======== Recorded information

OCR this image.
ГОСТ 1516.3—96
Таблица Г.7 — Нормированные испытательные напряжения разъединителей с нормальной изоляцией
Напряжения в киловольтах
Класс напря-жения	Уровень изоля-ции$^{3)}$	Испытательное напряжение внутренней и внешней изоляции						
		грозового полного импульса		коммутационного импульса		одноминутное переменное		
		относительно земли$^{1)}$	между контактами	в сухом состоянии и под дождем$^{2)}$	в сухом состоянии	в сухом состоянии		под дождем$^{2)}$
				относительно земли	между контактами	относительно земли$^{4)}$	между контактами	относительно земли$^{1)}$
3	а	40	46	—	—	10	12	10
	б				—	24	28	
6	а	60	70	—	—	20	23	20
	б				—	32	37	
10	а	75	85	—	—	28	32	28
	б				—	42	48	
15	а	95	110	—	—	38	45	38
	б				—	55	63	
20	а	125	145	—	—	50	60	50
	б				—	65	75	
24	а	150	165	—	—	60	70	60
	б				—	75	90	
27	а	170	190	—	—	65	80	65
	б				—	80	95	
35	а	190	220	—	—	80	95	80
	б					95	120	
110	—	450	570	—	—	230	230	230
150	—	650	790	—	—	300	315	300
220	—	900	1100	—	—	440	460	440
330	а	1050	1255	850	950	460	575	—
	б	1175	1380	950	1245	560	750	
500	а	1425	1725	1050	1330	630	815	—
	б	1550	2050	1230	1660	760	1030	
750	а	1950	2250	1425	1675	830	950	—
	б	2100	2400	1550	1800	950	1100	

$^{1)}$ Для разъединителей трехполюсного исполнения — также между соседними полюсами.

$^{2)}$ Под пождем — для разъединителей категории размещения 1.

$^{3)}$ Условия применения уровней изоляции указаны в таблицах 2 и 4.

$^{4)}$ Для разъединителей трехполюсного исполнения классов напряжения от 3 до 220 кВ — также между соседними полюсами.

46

================

== Required work ==
Output the listing above exactly as it appears.

== Output of the task ==
OCR this image.
ГОСТ 1516.3—96
Таблица Г.7 — Нормированные испытательные напряжения разъединителей с нормальной изоляцией
Напряжения в киловольтах
Класс напря-жения	Уровень изоля-ции$^{3)}$	Испытательное напряжение внутренней и внешней изоляции						
		грозового полного импульса		коммутационного импульса		одноминутное переменное		
		относительно земли$^{1)}$	между контактами	в сухом состоянии и под дождем$^{2)}$	в сухом состоянии	в сухом состоянии		под дождем$^{2)}$
				относительно земли	между контактами	относительно земли$^{4)}$	между контактами	относительно земли$^{1)}$
3	а	40	46	—	—	10	12	10
	б				—	24	28	
6	а	60	70	—	—	20	23	20
	б				—	32	37	
10	а	75	85	—	—	28	32	28
	б				—	42	48	
15	а	95	110	—	—	38	45	38
	б				—	55	63	
20	а	125	145	—	—	50	60	50
	б				—	65	75	
24	а	150	165	—	—	60	70	60
	б				—	75	90	
27	а	170	190	—	—	65	80	65
	б				—	80	95	
35	а	190	220	—	—	80	95	80
	б					95	120	
110	—	450	570	—	—	230	230	230
150	—	650	790	—	—	300	315	300
220	—	900	1100	—	—	440	460	440
330	а	1050	1255	850	950	460	575	—
	б	1175	1380	950	1245	560	750	
500	а	1425	1725	1050	1330	630	815	—
	б	1550	2050	1230	1660	760	1030	
750	а	1950	2250	1425	1675	830	950	—
	б	2100	2400	1550	1800	950	1100	

$^{1)}$ Для разъединителей трехполюсного исполнения — также между соседними полюсами.

$^{2)}$ Под пождем — для разъединителей категории размещения 1.

$^{3)}$ Условия применения уровней изоляции указаны в таблицах 2 и 4.

$^{4)}$ Для разъединителей трехполюсного исполнения классов напряжения от 3 до 220 кВ — также между соседними полюсами.

46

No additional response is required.